> **Text**:
╔══
Oddly enough, I had reached the same conclusion as Robert Kaplan in the process of writing my book on the West Fork valley. It was the West Fork of White River, tumbling northward along our long valley that carved the land where I live and thus the livelihoods and experiences of the people who live here. This is Kaplan’s thesis in his book, Earning the Rockies: How Geography Shapes American’s Role in the World.
Reading Kaplan took longer than I had expected. His prose forms dense thought clusters embroidered by quotes and references to a wide array of thinkers. But I was motivated soon after starting the book by his storyline which follows his journey from the east coast to the Pacific. And by the fact that from as far back as I can remember, I’ve loved geography.
Oh, not exactly the study of geography—although I’ve learned to appreciate that as well—but rather the experience of it. The varying shades of dirt and sand, the rise of hills and mountains, the sudden drop of arroyos and canyons carved by quick floods and persistent rivers. Rivers, desert, plains – all if it thrills me each with its own particular mood and energy. If I had been able to travel the world in my younger more flexible years, it wouldn’t have been to visit cities or museums, but rather to see the lay of the land.
But I digress. It’s not from that perspective that Kaplan examines geography’s role in the course of American history. Rather, he argues that by the unique circumstance of our nation’s particular framing by the world’s two largest oceans as well as our unique pioneer spirit, we are fated to serve as world leader. I’d have to read this book again—and his other books including The Revenge of Geography—in order to be convinced that I don’t agree with his conclusions, but as of this moment, I really don’t.
Kaplan describes the conflict between America’s urge toward isolationism and the stake (and responsibility) we have in a global community. His narrative journey from east to west parallels (intentionally) the path of the pioneers, providing him the storyline needed to talk about how the experiences of pioneers created the unique American personality. In developing this view, Kaplan cites Bernard DeVoto and his student Arthur Schlesinger, Jr. in stating that “…the geography of the American West freighted the United States with a precise and unprecedented international destiny. DeVoto saw dynamic, westering America, in Schlesinger’s words, as ‘the redeemer, spreading its free institutions to less fortunate peoples.’”
…The American character of today is still to some extent a frontier character born of those solitudes [the Rockies]. Our rapacious form of capitalism, as well as the natural, unspoken national consensus to deploy the navy and air force, and sometimes even the coast guard, to the four corners of the earth, are signs of it.
╚══
> **Data provided**:
╔══
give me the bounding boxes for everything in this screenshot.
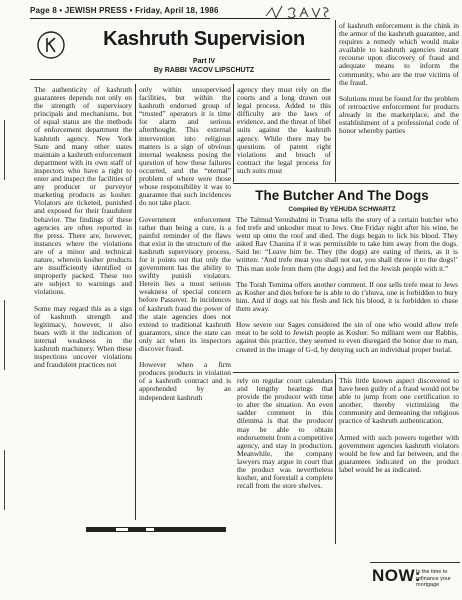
╚══
> **The exercise**:
Echo the passage of the book review word for word, from "Reading Kaplan took" up to and including "of the land.".

> **Written response**:
Reading Kaplan took longer than I had expected. His prose forms dense thought clusters embroidered by quotes and references to a wide array of thinkers. But I was motivated soon after starting the book by his storyline which follows his journey from the east coast to the Pacific. And by the fact that from as far back as I can remember, I’ve loved geography.
Oh, not exactly the study of geography—although I’ve learned to appreciate that as well—but rather the experience of it. The varying shades of dirt and sand, the rise of hills and mountains, the sudden drop of arroyos and canyons carved by quick floods and persistent rivers. Rivers, desert, plains – all if it thrills me each with its own particular mood and energy. If I had been able to travel the world in my younger more flexible years, it wouldn’t have been to visit cities or museums, but rather to see the lay of the land.